## GIVEN PROBLEM:
Each record must be retyped in full. No character may differ.

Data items
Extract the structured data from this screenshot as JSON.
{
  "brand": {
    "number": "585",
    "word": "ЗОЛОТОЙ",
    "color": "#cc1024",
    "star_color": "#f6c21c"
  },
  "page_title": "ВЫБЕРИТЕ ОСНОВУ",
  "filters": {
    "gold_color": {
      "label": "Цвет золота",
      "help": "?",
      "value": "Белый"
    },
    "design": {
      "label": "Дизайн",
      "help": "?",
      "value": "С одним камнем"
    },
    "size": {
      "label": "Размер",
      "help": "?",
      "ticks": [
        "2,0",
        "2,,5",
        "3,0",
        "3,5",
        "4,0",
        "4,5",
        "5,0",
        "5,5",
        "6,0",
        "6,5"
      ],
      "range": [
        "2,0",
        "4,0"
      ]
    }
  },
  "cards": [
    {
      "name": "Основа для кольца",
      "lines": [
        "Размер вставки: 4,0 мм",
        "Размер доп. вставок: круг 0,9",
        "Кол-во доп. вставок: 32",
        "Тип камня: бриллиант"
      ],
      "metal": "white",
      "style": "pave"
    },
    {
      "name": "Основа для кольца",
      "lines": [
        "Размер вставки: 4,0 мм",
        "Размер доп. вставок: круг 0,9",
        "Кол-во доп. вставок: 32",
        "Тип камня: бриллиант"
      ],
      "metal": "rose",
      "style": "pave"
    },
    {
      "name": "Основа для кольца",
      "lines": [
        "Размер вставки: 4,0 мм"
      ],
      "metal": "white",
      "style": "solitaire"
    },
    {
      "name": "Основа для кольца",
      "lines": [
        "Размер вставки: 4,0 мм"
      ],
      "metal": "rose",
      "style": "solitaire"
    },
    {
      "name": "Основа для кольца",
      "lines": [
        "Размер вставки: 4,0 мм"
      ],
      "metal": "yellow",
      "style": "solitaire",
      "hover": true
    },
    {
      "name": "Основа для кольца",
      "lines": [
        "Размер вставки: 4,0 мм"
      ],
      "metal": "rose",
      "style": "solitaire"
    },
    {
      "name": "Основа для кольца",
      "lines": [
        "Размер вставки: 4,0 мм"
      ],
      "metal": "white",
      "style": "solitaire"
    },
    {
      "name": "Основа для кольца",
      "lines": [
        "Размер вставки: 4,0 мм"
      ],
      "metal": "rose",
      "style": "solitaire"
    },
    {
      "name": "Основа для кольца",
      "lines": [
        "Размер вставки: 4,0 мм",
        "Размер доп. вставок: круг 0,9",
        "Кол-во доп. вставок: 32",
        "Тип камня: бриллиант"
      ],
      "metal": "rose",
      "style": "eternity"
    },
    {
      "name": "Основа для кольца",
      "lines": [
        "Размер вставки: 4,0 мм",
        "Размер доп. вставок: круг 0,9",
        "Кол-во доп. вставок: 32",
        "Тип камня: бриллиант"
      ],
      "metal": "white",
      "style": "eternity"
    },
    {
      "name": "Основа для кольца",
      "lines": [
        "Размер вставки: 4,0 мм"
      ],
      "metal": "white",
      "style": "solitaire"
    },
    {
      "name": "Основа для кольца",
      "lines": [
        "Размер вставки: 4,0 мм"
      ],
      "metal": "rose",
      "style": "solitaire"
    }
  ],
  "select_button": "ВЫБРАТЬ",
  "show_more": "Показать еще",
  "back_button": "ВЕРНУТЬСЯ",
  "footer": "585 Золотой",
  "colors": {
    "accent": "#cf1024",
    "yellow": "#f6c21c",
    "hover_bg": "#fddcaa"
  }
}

## SOLVED PROBLEM:
Extract the structured data from this screenshot as JSON.
{
  "brand": {
    "number": "585",
    "word": "ЗОЛОТОЙ",
    "color": "#cc1024",
    "star_color": "#f6c21c"
  },
  "page_title": "ВЫБЕРИТЕ ОСНОВУ",
  "filters": {
    "gold_color": {
      "label": "Цвет золота",
      "help": "?",
      "value": "Белый"
    },
    "design": {
      "label": "Дизайн",
      "help": "?",
      "value": "С одним камнем"
    },
    "size": {
      "label": "Размер",
      "help": "?",
      "ticks": [
        "2,0",
        "2,,5",
        "3,0",
        "3,5",
        "4,0",
        "4,5",
        "5,0",
        "5,5",
        "6,0",
        "6,5"
      ],
      "range": [
        "2,0",
        "4,0"
      ]
    }
  },
  "cards": [
    {
      "name": "Основа для кольца",
      "lines": [
        "Размер вставки: 4,0 мм",
        "Размер доп. вставок: круг 0,9",
        "Кол-во доп. вставок: 32",
        "Тип камня: бриллиант"
      ],
      "metal": "white",
      "style": "pave"
    },
    {
      "name": "Основа для кольца",
      "lines": [
        "Размер вставки: 4,0 мм",
        "Размер доп. вставок: круг 0,9",
        "Кол-во доп. вставок: 32",
        "Тип камня: бриллиант"
      ],
      "metal": "rose",
      "style": "pave"
    },
    {
      "name": "Основа для кольца",
      "lines": [
        "Размер вставки: 4,0 мм"
      ],
      "metal": "white",
      "style": "solitaire"
    },
    {
      "name": "Основа для кольца",
      "lines": [
        "Размер вставки: 4,0 мм"
      ],
      "metal": "rose",
      "style": "solitaire"
    },
    {
      "name": "Основа для кольца",
      "lines": [
        "Размер вставки: 4,0 мм"
      ],
      "metal": "yellow",
      "style": "solitaire",
      "hover": true
    },
    {
      "name": "Основа для кольца",
      "lines": [
        "Размер вставки: 4,0 мм"
      ],
      "metal": "rose",
      "style": "solitaire"
    },
    {
      "name": "Основа для кольца",
      "lines": [
        "Размер вставки: 4,0 мм"
      ],
      "metal": "white",
      "style": "solitaire"
    },
    {
      "name": "Основа для кольца",
      "lines": [
        "Размер вставки: 4,0 мм"
      ],
      "metal": "rose",
      "style": "solitaire"
    },
    {
      "name": "Основа для кольца",
      "lines": [
        "Размер вставки: 4,0 мм",
        "Размер доп. вставок: круг 0,9",
        "Кол-во доп. вставок: 32",
        "Тип камня: бриллиант"
      ],
      "metal": "rose",
      "style": "eternity"
    },
    {
      "name": "Основа для кольца",
      "lines": [
        "Размер вставки: 4,0 мм",
        "Размер доп. вставок: круг 0,9",
        "Кол-во доп. вставок: 32",
        "Тип камня: бриллиант"
      ],
      "metal": "white",
      "style": "eternity"
    },
    {
      "name": "Основа для кольца",
      "lines": [
        "Размер вставки: 4,0 мм"
      ],
      "metal": "white",
      "style": "solitaire"
    },
    {
      "name": "Основа для кольца",
      "lines": [
        "Размер вставки: 4,0 мм"
      ],
      "metal": "rose",
      "style": "solitaire"
    }
  ],
  "select_button": "ВЫБРАТЬ",
  "show_more": "Показать еще",
  "back_button": "ВЕРНУТЬСЯ",
  "footer": "585 Золотой",
  "colors": {
    "accent": "#cf1024",
    "yellow": "#f6c21c",
    "hover_bg": "#fddcaa"
  }
}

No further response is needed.